(Rows from a dataset)
__________________________________________________
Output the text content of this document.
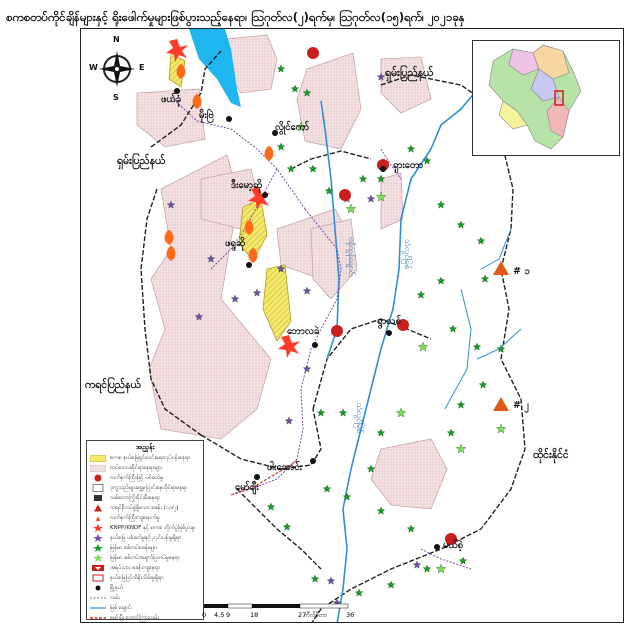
စကစတပ်ကိုင်ချိန်များနှင့် ရိုးဖေါက်မှုများဖြစ်ပွားသည့်နေရာ၊ ဩဂုတ်လ(၂)ရက်မှ၊ ဩဂုတ်လ(၁၅)ရက်၊ ၂၀၂၁ခုနှ
N
S
E
W
ဖယ်ခုံ
မိုးဗြဲ
လွိုင်ကော်
ဒီးမော့ဆို
ရှားတော
ဖရူဆို
ဘောလခဲ
ရွာသစ်
ဖါးဆောင်း
မော်ချီး
မယ်စဲ့
ရှမ်းပြည်နယ်
ရှမ်းပြည်နယ်
ကရင်ပြည်နယ်
ထိုင်းနိုင်ငံ
ဗန်ထွန်ချောင်း	သံလွင်မြစ်
သံလွင်မြစ်
# ၁
# ၂
အညွှန်း
စကစ နယ်မြေရှင်းလင်းရေးလုပ်ငန်းနေရာ
တပ်ဒေသဆိုင်ရာနေရာများ
လက်နက်ကြီးဖြင့် ပစ်ခတ်မှု
ဒုက္ခသည်များရွှေ့ပြောင်းနေထိုင်ရာနေရာ
သစ်တောကြိုးဝိုင်းစီးနေရာ
ကရင်နီတပ်ဖွဲ့ရှိသော စခန်း (၁၁/၂)
လက်နက်ကြီးကျရောက်မှု
KNPP/KNDF နှင့် စကစ တိုက်ပွဲဖြစ်ပွားမှု
နယ်မြေ ပစ်ခတ်မှုနှင့် ညှင်းပန်းမှုရှိရာ
မြန်မာ စစ်တပ်စခန်းများ
မြန်မာ စစ်တပ်အချက်ပြတပ်မှုနေရာ
အရပ်သား စခန်းကျနေရာ
နယ်မြေပြင်ထိန်းသိမ်းမှုရှိရာ
မြို့နယ်
လမ်း
မြစ် ချောင်း
မော်ချီး တောင်ကြားလမ်း	0 4.5 9	18	27	36
ကီလိုမီတာ
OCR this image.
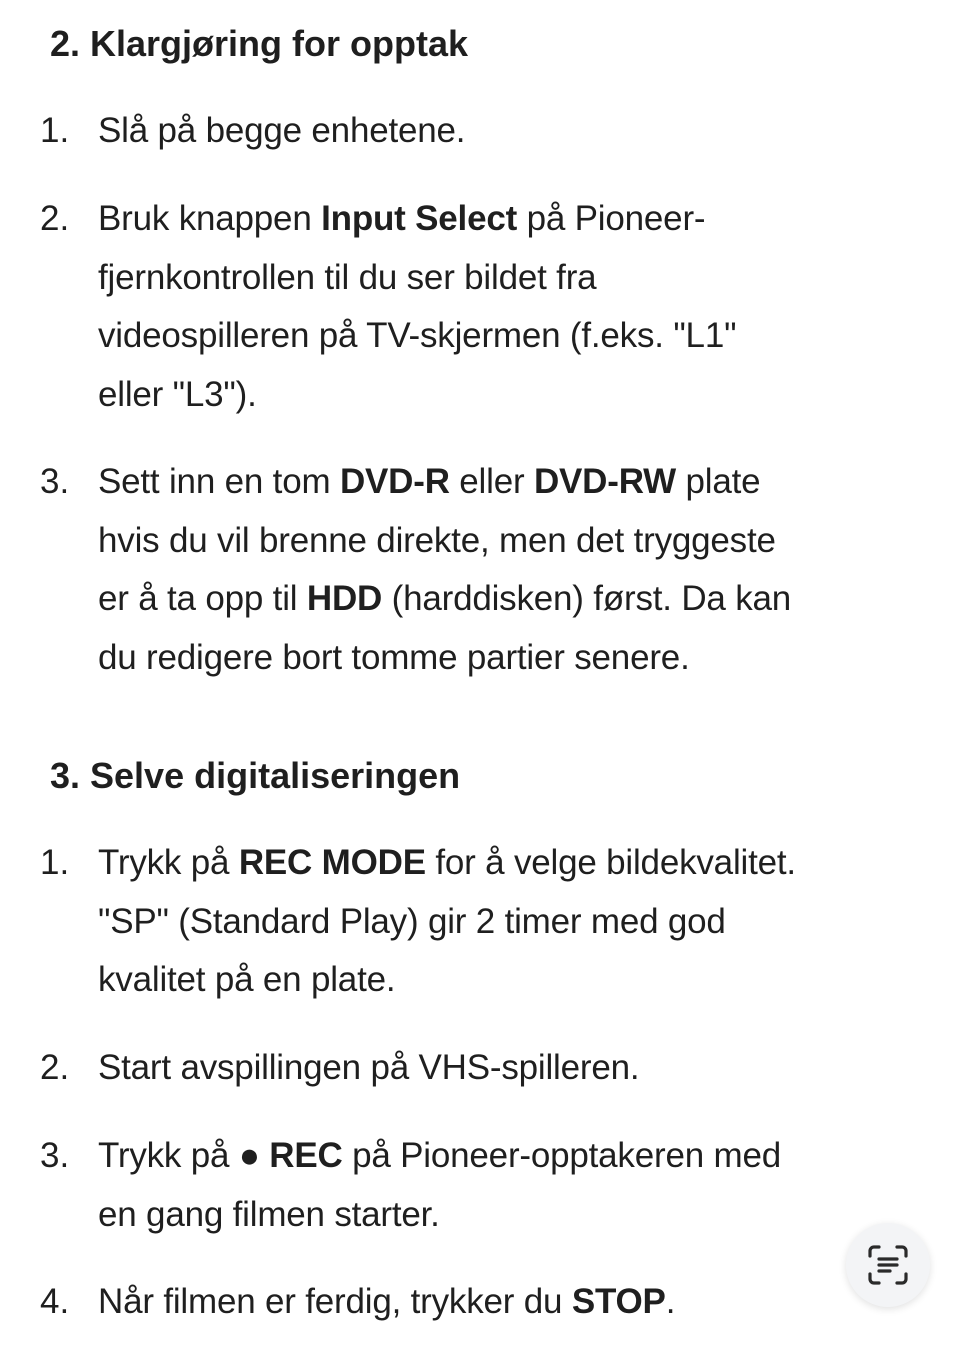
2. Klargjøring for opptak
1. Slå på begge enhetene.
2. Bruk knappen Input Select på Pioneer-
fjernkontrollen til du ser bildet fra
videospilleren på TV-skjermen (f.eks. "L1"
eller "L3").
3. Sett inn en tom DVD-R eller DVD-RW plate
hvis du vil brenne direkte, men det tryggeste
er å ta opp til HDD (harddisken) først. Da kan
du redigere bort tomme partier senere.
3. Selve digitaliseringen
1. Trykk på REC MODE for å velge bildekvalitet.
"SP" (Standard Play) gir 2 timer med god
kvalitet på en plate.
2. Start avspillingen på VHS-spilleren.
3. Trykk på ● REC på Pioneer-opptakeren med
en gang filmen starter.
4. Når filmen er ferdig, trykker du STOP.
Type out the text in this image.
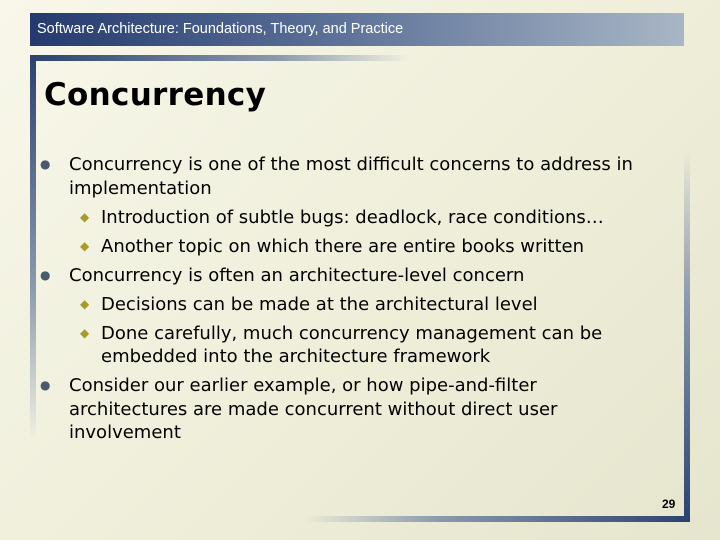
Software Architecture: Foundations, Theory, and Practice
Concurrency
● Concurrency is one of the most difficult concerns to address in implementation
◆ Introduction of subtle bugs: deadlock, race conditions…
◆ Another topic on which there are entire books written
● Concurrency is often an architecture-level concern
◆ Decisions can be made at the architectural level
◆ Done carefully, much concurrency management can be embedded into the architecture framework
● Consider our earlier example, or how pipe-and-filter architectures are made concurrent without direct user involvement
29
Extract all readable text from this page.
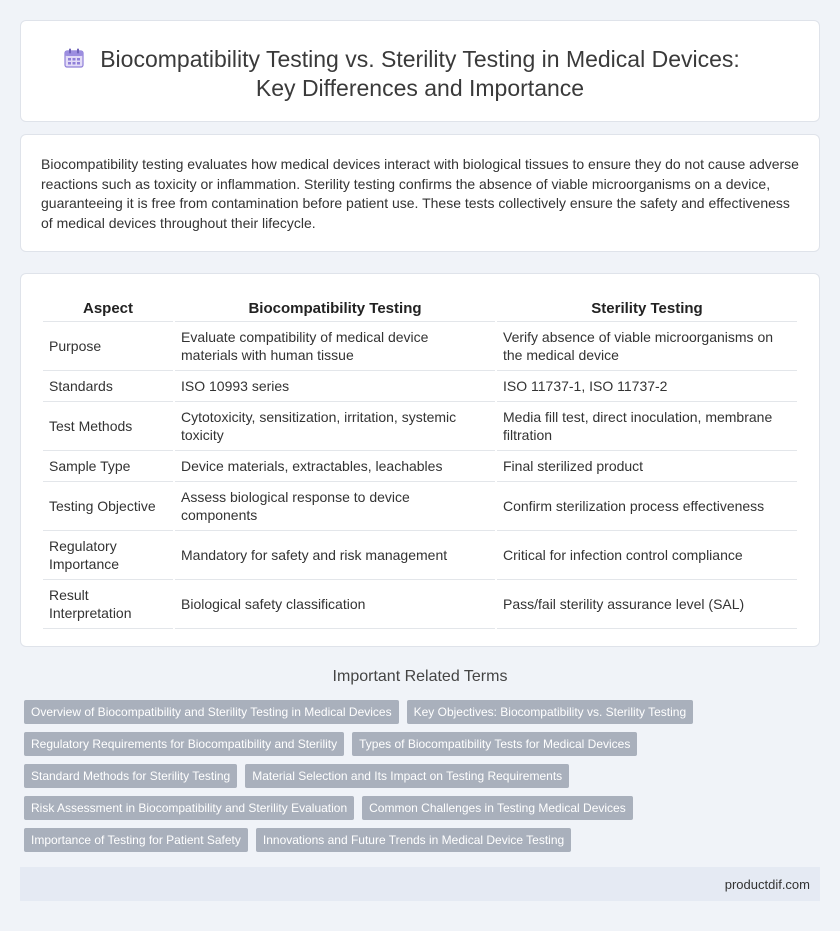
Biocompatibility Testing vs. Sterility Testing in Medical Devices:
Key Differences and Importance

Biocompatibility testing evaluates how medical devices interact with biological tissues to ensure they do not cause adverse reactions such as toxicity or inflammation. Sterility testing confirms the absence of viable microorganisms on a device, guaranteeing it is free from contamination before patient use. These tests collectively ensure the safety and effectiveness of medical devices throughout their lifecycle.

Aspect	Biocompatibility Testing	Sterility Testing
Purpose	Evaluate compatibility of medical device materials with human tissue	Verify absence of viable microorganisms on the medical device
Standards	ISO 10993 series	ISO 11737-1, ISO 11737-2
Test Methods	Cytotoxicity, sensitization, irritation, systemic toxicity	Media fill test, direct inoculation, membrane filtration
Sample Type	Device materials, extractables, leachables	Final sterilized product
Testing Objective	Assess biological response to device components	Confirm sterilization process effectiveness
Regulatory Importance	Mandatory for safety and risk management	Critical for infection control compliance
Result Interpretation	Biological safety classification	Pass/fail sterility assurance level (SAL)
Important Related Terms
Overview of Biocompatibility and Sterility Testing in Medical Devices	Key Objectives: Biocompatibility vs. Sterility Testing
Regulatory Requirements for Biocompatibility and Sterility	Types of Biocompatibility Tests for Medical Devices
Standard Methods for Sterility Testing	Material Selection and Its Impact on Testing Requirements
Risk Assessment in Biocompatibility and Sterility Evaluation	Common Challenges in Testing Medical Devices
Importance of Testing for Patient Safety	Innovations and Future Trends in Medical Device Testing
productdif.com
__________________________________________________
■ TASK DETAILS ■
Wherever the string "management" appears in the entries above, list that line.

■ IN RESPONSE ■
◆ Done carefully, much concurrency management can be embedded into the architecture framework
Regulatory Importance	Mandatory for safety and risk management	Critical for infection control compliance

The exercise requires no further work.